---- Records to process
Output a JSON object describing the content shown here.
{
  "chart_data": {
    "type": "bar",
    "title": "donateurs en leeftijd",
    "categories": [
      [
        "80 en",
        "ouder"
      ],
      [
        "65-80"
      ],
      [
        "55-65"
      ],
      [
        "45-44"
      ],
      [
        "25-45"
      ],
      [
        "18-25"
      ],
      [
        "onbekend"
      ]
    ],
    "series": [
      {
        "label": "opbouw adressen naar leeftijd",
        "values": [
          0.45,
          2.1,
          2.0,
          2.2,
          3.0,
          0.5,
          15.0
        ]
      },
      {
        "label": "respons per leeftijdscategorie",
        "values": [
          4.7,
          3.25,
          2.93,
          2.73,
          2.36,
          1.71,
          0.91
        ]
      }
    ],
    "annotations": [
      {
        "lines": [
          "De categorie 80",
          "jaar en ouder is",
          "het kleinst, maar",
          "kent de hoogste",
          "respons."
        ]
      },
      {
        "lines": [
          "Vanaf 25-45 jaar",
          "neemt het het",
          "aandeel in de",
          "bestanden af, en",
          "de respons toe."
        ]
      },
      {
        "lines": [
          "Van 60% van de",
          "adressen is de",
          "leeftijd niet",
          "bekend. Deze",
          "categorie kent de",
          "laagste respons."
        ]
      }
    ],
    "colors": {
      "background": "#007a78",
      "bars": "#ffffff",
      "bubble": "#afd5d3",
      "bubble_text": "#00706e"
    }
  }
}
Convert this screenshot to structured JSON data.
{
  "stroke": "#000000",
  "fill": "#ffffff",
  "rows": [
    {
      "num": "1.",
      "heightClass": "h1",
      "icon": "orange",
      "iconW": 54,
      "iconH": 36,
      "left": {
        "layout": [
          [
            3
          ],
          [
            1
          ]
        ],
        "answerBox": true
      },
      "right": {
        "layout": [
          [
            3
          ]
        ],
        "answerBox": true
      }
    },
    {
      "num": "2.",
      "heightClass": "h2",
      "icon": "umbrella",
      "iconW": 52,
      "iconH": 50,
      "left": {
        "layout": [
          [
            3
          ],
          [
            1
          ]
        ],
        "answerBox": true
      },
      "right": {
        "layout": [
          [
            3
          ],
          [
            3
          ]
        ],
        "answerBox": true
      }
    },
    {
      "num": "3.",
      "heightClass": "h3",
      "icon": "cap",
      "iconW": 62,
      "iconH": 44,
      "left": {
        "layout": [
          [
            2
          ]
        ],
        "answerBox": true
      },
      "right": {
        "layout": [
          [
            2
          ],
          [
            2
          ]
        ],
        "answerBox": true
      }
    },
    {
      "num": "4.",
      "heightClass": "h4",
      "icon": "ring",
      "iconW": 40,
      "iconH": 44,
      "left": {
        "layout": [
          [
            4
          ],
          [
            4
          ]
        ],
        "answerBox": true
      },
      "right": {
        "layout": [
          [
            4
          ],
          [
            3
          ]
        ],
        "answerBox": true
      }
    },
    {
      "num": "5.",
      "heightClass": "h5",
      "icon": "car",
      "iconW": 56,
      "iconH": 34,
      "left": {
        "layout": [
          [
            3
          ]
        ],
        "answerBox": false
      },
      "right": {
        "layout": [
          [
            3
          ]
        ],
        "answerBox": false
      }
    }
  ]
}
--------
Determine how many lines in the listing above hold the string "heightClass", then write only the number.

> _Solution below_: 5